**Short exercise:** Extract from the listing each line in which the word "Marketing" appears.

(Structured figure records)
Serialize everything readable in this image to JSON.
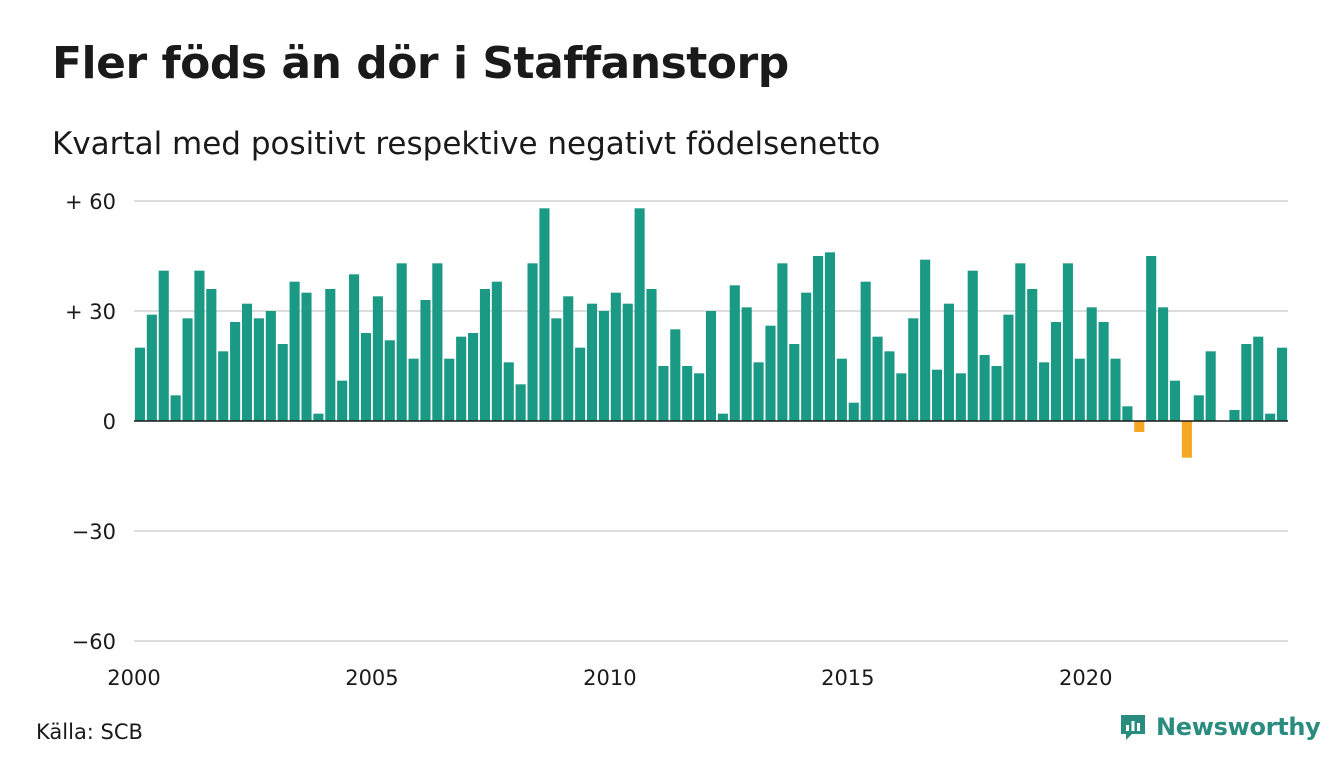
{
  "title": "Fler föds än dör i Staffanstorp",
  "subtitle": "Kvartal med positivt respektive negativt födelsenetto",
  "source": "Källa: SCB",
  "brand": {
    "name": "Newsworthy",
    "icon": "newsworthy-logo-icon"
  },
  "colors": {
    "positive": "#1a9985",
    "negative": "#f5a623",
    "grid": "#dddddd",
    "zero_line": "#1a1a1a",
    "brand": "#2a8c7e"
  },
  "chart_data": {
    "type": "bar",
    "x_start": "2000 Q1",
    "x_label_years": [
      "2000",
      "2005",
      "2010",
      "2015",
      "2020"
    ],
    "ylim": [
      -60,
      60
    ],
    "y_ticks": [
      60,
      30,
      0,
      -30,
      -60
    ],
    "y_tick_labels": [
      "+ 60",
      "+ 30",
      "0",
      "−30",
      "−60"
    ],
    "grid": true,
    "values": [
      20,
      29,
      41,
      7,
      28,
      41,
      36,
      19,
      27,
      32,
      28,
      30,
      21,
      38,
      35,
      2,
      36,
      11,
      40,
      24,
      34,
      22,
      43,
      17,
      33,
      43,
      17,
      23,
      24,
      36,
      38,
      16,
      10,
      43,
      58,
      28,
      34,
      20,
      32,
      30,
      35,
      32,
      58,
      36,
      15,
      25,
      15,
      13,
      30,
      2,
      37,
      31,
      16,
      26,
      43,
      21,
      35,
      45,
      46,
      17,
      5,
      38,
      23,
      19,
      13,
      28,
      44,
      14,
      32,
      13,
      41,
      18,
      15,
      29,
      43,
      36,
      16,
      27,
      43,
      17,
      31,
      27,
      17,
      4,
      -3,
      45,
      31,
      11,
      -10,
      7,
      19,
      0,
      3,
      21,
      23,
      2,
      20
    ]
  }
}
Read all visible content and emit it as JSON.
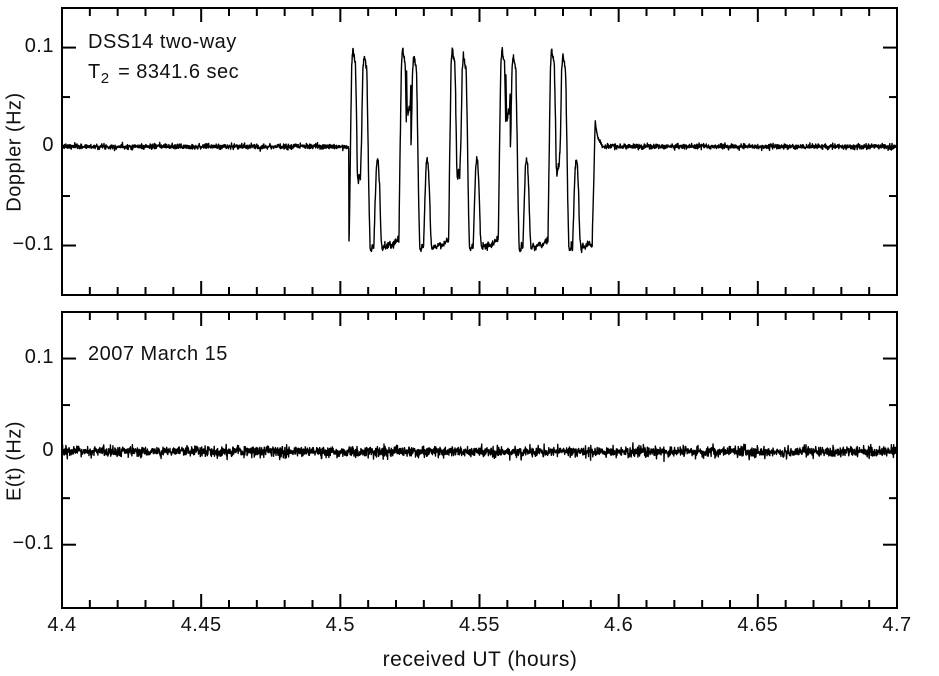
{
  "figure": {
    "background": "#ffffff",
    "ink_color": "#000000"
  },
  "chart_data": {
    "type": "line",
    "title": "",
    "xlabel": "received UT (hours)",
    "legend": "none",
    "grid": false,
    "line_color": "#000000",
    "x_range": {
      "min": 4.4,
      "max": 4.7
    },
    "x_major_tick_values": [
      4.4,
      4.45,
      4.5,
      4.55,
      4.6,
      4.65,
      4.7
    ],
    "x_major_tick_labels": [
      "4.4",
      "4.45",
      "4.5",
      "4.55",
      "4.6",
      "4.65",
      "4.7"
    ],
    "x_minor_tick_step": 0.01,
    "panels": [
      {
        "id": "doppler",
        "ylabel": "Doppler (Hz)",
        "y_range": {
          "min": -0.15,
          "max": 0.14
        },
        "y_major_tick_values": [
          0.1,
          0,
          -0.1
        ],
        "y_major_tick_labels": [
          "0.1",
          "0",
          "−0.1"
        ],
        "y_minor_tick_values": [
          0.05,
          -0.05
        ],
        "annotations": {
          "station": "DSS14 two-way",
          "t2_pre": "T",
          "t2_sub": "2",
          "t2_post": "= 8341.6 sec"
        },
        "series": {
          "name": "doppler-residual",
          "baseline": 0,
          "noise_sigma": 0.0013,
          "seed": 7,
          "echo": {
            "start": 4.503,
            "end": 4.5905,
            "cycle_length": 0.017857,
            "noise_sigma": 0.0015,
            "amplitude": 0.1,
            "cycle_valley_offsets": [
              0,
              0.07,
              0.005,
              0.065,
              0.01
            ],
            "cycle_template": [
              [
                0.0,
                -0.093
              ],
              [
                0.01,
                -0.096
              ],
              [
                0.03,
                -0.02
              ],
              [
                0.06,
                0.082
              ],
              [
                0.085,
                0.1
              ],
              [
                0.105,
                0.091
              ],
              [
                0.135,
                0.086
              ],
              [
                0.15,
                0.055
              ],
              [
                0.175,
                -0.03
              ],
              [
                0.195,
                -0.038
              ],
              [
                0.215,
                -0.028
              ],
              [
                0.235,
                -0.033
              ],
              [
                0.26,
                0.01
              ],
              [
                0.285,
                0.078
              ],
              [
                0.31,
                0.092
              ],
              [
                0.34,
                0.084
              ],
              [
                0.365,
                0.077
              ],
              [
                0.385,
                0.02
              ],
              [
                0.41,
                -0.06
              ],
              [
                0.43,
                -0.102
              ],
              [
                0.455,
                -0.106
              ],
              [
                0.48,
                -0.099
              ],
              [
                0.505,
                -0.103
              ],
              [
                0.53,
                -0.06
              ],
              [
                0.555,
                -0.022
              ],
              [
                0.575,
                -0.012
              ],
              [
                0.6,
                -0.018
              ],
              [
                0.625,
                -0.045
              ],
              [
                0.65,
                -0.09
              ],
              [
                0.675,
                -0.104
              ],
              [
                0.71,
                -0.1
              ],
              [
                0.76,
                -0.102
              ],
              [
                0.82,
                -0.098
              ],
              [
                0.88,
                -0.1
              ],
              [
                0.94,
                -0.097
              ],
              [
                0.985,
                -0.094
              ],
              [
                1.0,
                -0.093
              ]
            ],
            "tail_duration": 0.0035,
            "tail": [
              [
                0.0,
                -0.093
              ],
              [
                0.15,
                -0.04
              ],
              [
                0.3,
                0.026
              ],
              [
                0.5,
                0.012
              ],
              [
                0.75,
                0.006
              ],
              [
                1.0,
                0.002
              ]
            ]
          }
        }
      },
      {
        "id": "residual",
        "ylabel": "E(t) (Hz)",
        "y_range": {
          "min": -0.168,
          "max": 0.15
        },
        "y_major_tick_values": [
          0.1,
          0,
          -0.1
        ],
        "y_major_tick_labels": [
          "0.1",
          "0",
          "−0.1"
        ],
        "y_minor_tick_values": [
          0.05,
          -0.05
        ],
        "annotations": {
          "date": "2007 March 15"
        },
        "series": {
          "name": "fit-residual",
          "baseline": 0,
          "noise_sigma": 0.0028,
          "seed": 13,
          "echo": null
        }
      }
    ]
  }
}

==

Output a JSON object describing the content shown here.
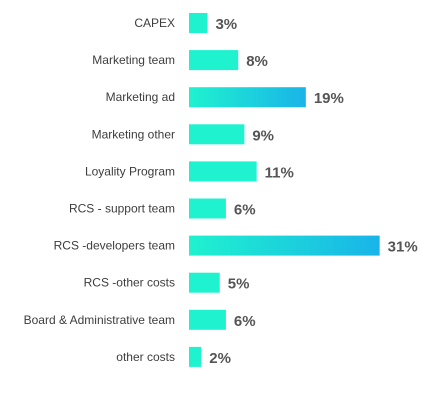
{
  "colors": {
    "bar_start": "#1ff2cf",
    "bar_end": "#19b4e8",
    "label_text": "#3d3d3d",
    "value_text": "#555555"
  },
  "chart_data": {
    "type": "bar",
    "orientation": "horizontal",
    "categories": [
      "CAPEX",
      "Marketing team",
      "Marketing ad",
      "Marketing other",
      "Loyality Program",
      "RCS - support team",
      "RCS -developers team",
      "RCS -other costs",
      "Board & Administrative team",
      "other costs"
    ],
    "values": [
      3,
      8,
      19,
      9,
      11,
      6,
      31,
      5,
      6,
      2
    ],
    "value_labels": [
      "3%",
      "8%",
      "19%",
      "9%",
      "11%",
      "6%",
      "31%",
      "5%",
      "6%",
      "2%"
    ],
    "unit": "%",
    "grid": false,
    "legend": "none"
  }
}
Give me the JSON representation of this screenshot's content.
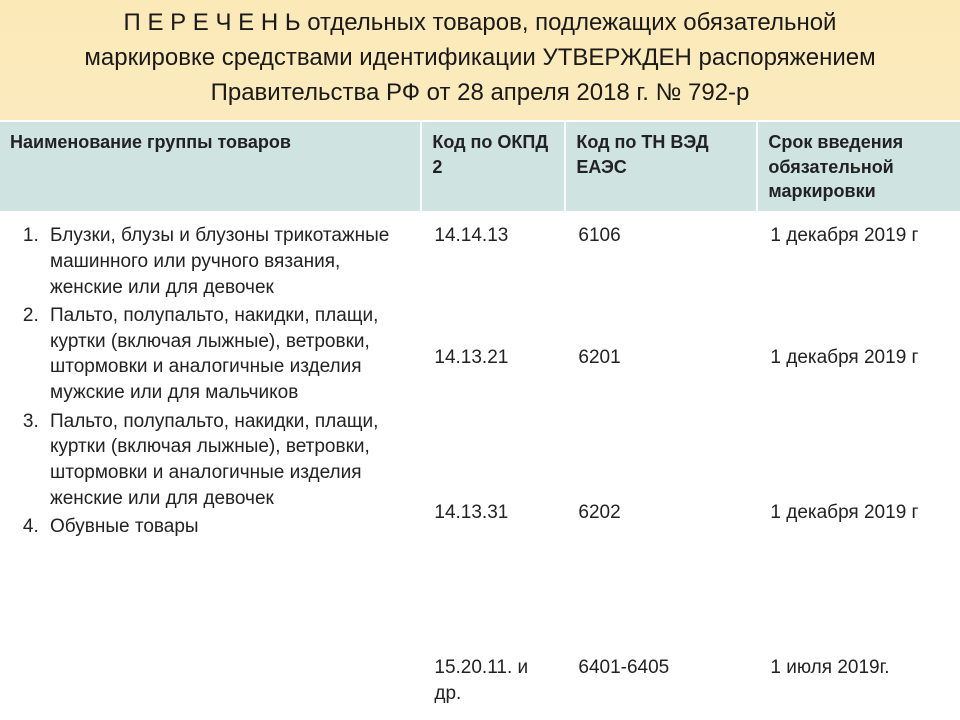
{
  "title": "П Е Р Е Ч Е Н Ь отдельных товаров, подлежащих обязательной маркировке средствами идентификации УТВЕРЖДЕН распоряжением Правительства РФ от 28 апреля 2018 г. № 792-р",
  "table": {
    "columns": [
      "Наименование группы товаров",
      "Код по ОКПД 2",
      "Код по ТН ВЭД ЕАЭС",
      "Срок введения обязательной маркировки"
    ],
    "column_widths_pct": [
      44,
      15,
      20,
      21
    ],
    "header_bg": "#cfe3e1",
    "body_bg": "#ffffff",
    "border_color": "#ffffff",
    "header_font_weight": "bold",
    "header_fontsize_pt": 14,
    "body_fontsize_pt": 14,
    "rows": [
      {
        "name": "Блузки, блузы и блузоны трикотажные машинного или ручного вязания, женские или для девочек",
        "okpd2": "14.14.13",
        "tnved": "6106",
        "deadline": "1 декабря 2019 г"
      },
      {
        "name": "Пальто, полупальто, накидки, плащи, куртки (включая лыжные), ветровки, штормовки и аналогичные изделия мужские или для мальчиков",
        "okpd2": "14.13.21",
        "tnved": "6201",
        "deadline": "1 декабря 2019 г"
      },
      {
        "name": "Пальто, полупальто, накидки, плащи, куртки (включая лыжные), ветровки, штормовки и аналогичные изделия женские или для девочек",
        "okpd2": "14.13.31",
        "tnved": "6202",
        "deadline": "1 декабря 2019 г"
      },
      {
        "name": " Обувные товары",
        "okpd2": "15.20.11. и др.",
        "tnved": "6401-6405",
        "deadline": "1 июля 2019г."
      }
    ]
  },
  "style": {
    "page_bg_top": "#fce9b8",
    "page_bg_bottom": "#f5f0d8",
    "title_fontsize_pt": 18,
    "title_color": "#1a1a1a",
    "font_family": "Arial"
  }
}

**Expected answer:**
      "Marketing team",
      "Marketing ad",
      "Marketing other",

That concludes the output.